Stated goal :: Check each line of the material below for "LIMITED". Report how many have it, with no other words.
>>>>
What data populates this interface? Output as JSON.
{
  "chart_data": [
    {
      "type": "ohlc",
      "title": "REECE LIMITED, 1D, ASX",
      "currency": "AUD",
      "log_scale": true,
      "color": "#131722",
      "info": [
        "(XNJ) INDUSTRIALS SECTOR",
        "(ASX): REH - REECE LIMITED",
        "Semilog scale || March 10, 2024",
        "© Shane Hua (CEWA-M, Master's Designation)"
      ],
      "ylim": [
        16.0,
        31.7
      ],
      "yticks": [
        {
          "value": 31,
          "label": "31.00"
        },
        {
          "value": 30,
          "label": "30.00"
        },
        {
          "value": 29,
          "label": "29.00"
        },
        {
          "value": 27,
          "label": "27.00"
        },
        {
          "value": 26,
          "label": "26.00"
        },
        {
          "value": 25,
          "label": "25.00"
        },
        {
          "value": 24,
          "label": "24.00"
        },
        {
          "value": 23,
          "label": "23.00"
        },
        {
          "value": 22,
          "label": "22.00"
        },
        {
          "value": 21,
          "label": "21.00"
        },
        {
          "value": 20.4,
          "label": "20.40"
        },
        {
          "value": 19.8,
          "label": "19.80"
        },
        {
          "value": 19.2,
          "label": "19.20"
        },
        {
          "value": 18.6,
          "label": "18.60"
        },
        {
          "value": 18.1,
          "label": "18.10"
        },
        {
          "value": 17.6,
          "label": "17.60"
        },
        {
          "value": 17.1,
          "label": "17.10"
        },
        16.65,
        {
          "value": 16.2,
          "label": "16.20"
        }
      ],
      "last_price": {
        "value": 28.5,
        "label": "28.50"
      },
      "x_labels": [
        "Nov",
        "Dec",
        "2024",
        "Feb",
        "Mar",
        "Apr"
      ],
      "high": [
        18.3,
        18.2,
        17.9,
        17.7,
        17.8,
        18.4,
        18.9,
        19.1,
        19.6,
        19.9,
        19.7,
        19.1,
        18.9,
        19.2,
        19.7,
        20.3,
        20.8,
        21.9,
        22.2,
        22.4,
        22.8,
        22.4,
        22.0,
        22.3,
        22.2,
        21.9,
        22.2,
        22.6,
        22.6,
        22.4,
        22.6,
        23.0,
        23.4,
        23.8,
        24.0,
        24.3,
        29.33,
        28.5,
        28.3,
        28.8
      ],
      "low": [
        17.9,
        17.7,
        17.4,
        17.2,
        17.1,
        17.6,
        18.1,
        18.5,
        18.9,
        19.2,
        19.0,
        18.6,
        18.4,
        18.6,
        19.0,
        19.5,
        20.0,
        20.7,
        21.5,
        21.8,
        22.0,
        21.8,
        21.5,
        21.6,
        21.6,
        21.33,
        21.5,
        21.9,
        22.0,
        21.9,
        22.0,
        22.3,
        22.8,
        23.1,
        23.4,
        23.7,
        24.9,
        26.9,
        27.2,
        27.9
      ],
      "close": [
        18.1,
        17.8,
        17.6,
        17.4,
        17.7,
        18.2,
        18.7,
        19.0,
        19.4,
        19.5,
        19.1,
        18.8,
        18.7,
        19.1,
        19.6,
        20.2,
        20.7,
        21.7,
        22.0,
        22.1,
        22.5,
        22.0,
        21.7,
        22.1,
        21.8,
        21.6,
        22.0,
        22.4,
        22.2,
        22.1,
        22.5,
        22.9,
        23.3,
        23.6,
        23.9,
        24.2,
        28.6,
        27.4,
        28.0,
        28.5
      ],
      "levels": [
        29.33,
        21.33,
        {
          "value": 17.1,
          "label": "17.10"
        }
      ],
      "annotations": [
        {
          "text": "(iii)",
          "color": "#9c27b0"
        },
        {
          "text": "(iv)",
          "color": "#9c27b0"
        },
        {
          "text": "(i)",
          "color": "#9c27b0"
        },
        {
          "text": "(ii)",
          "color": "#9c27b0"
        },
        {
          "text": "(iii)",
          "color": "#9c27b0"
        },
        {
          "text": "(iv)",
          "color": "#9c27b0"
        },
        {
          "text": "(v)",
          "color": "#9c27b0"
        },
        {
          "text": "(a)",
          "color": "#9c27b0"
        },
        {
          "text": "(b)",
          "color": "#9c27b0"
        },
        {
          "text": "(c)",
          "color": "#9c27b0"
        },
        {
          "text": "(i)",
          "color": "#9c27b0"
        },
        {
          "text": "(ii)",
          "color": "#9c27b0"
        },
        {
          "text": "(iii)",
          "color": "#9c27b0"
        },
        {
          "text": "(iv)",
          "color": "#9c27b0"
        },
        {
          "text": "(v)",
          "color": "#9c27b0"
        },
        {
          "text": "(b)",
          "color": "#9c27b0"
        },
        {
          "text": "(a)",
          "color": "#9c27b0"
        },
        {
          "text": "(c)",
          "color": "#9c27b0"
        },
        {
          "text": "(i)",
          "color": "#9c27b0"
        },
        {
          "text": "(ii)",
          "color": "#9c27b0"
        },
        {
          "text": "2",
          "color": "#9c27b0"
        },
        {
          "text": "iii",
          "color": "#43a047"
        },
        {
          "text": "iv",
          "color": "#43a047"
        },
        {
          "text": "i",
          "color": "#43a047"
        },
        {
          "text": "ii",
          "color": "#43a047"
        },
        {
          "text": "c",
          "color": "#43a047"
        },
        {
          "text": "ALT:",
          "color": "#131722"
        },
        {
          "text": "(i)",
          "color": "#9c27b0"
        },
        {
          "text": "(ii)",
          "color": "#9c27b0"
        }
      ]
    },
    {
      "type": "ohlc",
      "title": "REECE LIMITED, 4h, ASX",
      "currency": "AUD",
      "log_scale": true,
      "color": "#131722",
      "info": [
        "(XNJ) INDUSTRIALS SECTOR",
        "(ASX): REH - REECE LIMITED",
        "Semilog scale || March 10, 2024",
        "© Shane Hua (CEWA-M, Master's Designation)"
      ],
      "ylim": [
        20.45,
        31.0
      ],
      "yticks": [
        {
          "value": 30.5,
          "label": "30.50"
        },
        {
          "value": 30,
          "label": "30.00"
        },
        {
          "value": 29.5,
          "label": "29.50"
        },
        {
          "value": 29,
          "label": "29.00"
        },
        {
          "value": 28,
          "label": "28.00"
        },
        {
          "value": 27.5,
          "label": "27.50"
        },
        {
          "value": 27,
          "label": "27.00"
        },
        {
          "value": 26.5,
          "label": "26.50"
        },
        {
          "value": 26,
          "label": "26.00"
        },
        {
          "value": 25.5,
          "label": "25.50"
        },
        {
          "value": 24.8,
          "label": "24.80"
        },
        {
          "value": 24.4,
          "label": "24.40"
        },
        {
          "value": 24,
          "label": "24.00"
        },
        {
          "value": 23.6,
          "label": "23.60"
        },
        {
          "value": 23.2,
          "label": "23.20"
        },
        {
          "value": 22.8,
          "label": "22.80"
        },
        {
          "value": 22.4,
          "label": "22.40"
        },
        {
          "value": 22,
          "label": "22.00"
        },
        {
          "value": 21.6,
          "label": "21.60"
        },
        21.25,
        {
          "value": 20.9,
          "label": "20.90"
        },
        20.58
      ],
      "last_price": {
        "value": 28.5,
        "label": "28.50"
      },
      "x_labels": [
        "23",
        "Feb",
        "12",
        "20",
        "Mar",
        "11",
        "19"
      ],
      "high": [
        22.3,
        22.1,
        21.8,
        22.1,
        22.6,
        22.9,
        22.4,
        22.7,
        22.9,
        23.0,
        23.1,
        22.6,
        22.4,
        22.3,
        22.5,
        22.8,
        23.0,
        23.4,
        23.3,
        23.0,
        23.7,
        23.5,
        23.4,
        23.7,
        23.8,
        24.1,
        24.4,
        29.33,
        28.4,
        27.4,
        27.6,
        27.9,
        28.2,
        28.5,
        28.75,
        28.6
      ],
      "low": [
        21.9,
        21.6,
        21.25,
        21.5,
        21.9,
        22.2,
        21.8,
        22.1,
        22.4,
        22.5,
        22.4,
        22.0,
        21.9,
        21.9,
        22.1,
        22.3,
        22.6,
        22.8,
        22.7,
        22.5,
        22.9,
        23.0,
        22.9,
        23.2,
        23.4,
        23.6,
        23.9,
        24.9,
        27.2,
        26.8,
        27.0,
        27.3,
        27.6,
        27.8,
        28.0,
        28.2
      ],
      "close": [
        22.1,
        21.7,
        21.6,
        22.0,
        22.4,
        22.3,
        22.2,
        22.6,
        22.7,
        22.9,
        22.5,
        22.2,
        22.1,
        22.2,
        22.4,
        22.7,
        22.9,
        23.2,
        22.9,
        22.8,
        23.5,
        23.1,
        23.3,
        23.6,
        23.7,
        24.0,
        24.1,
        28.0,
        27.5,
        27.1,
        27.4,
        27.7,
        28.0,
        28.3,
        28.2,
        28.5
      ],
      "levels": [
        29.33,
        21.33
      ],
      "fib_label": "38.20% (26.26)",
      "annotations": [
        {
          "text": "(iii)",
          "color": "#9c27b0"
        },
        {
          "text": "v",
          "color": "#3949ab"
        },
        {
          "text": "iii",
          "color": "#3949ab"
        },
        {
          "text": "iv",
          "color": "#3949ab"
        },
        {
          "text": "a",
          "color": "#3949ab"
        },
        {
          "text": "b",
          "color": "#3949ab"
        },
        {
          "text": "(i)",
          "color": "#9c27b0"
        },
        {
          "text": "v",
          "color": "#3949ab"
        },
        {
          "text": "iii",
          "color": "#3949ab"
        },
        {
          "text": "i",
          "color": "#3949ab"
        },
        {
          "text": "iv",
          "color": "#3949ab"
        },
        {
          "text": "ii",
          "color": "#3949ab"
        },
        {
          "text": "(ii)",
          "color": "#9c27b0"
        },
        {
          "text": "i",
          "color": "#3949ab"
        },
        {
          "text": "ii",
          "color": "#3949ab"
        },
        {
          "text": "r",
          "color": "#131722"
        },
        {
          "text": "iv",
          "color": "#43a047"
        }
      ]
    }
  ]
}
<<<<
Reply to the exercise :: 4